Omit every image, and transcribe the remaining entries exactly as given.
-- start of EXTRACTED MATERIAL --
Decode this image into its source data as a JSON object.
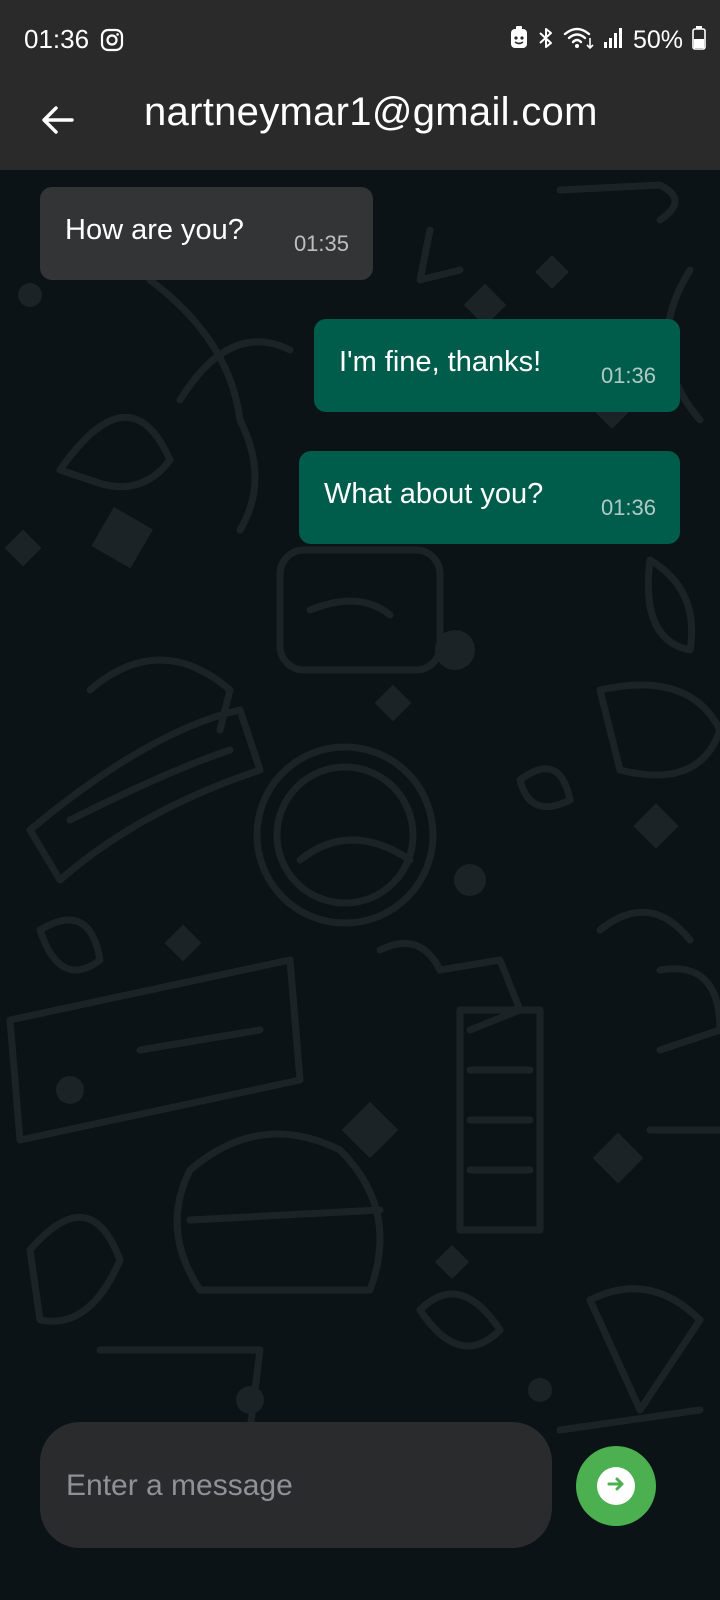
{
  "status_bar": {
    "time": "01:36",
    "battery_percent": "50%",
    "icons": [
      "instagram-icon",
      "android-icon",
      "bluetooth-icon",
      "wifi-icon",
      "signal-icon",
      "battery-icon"
    ]
  },
  "header": {
    "title": "nartneymar1@gmail.com",
    "back_icon": "arrow-left-icon"
  },
  "messages": [
    {
      "direction": "incoming",
      "text": "How are you?",
      "time": "01:35"
    },
    {
      "direction": "outgoing",
      "text": "I'm fine, thanks!",
      "time": "01:36"
    },
    {
      "direction": "outgoing",
      "text": "What about you?",
      "time": "01:36"
    }
  ],
  "composer": {
    "placeholder": "Enter a message",
    "value": "",
    "send_icon": "arrow-right-icon"
  },
  "colors": {
    "app_bar": "#2a2a2a",
    "chat_background": "#0c1317",
    "incoming_bubble": "#333436",
    "outgoing_bubble": "#005c4b",
    "send_button": "#4caf50"
  }
}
-- end of EXTRACTED MATERIAL --
◆ EXERCISE SOLUTION:
Decode this image into its source data as a JSON object.
{
  "status_bar": {
    "time": "01:36",
    "battery_percent": "50%",
    "icons": [
      "instagram-icon",
      "android-icon",
      "bluetooth-icon",
      "wifi-icon",
      "signal-icon",
      "battery-icon"
    ]
  },
  "header": {
    "title": "nartneymar1@gmail.com",
    "back_icon": "arrow-left-icon"
  },
  "messages": [
    {
      "direction": "incoming",
      "text": "How are you?",
      "time": "01:35"
    },
    {
      "direction": "outgoing",
      "text": "I'm fine, thanks!",
      "time": "01:36"
    },
    {
      "direction": "outgoing",
      "text": "What about you?",
      "time": "01:36"
    }
  ],
  "composer": {
    "placeholder": "Enter a message",
    "value": "",
    "send_icon": "arrow-right-icon"
  },
  "colors": {
    "app_bar": "#2a2a2a",
    "chat_background": "#0c1317",
    "incoming_bubble": "#333436",
    "outgoing_bubble": "#005c4b",
    "send_button": "#4caf50"
  }
}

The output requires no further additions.